> **Set task**: Return the records, each one exactly as written.
§ §
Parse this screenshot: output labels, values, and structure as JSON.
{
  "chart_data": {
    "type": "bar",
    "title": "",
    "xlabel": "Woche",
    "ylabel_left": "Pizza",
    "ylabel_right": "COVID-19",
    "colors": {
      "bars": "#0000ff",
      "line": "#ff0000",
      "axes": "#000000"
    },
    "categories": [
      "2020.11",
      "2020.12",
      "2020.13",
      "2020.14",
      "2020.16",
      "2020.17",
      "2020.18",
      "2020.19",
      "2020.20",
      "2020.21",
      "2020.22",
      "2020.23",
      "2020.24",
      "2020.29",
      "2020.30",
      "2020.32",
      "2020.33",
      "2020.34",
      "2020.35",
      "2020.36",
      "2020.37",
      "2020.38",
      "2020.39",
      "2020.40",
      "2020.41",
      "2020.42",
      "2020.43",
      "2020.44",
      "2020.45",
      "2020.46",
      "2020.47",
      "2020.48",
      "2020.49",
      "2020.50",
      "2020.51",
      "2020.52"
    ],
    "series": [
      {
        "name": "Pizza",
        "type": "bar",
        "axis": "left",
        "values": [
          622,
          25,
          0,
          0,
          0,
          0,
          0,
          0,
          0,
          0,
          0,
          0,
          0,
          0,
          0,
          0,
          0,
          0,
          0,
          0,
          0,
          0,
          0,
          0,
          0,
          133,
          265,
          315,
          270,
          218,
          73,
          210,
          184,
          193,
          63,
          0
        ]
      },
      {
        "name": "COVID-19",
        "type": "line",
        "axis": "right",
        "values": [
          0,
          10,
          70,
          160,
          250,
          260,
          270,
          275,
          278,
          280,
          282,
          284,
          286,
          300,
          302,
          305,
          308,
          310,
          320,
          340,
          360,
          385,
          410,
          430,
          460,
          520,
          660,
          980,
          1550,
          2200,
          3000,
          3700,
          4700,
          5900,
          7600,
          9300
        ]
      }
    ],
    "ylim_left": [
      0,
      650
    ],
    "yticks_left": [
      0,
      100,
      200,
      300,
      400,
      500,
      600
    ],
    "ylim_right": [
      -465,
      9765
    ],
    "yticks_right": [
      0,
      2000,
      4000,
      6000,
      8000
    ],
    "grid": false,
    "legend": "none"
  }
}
§ §
> **Written answer**:
Parse this screenshot: output labels, values, and structure as JSON.
{
  "chart_data": {
    "type": "bar",
    "title": "",
    "xlabel": "Woche",
    "ylabel_left": "Pizza",
    "ylabel_right": "COVID-19",
    "colors": {
      "bars": "#0000ff",
      "line": "#ff0000",
      "axes": "#000000"
    },
    "categories": [
      "2020.11",
      "2020.12",
      "2020.13",
      "2020.14",
      "2020.16",
      "2020.17",
      "2020.18",
      "2020.19",
      "2020.20",
      "2020.21",
      "2020.22",
      "2020.23",
      "2020.24",
      "2020.29",
      "2020.30",
      "2020.32",
      "2020.33",
      "2020.34",
      "2020.35",
      "2020.36",
      "2020.37",
      "2020.38",
      "2020.39",
      "2020.40",
      "2020.41",
      "2020.42",
      "2020.43",
      "2020.44",
      "2020.45",
      "2020.46",
      "2020.47",
      "2020.48",
      "2020.49",
      "2020.50",
      "2020.51",
      "2020.52"
    ],
    "series": [
      {
        "name": "Pizza",
        "type": "bar",
        "axis": "left",
        "values": [
          622,
          25,
          0,
          0,
          0,
          0,
          0,
          0,
          0,
          0,
          0,
          0,
          0,
          0,
          0,
          0,
          0,
          0,
          0,
          0,
          0,
          0,
          0,
          0,
          0,
          133,
          265,
          315,
          270,
          218,
          73,
          210,
          184,
          193,
          63,
          0
        ]
      },
      {
        "name": "COVID-19",
        "type": "line",
        "axis": "right",
        "values": [
          0,
          10,
          70,
          160,
          250,
          260,
          270,
          275,
          278,
          280,
          282,
          284,
          286,
          300,
          302,
          305,
          308,
          310,
          320,
          340,
          360,
          385,
          410,
          430,
          460,
          520,
          660,
          980,
          1550,
          2200,
          3000,
          3700,
          4700,
          5900,
          7600,
          9300
        ]
      }
    ],
    "ylim_left": [
      0,
      650
    ],
    "yticks_left": [
      0,
      100,
      200,
      300,
      400,
      500,
      600
    ],
    "ylim_right": [
      -465,
      9765
    ],
    "yticks_right": [
      0,
      2000,
      4000,
      6000,
      8000
    ],
    "grid": false,
    "legend": "none"
  }
}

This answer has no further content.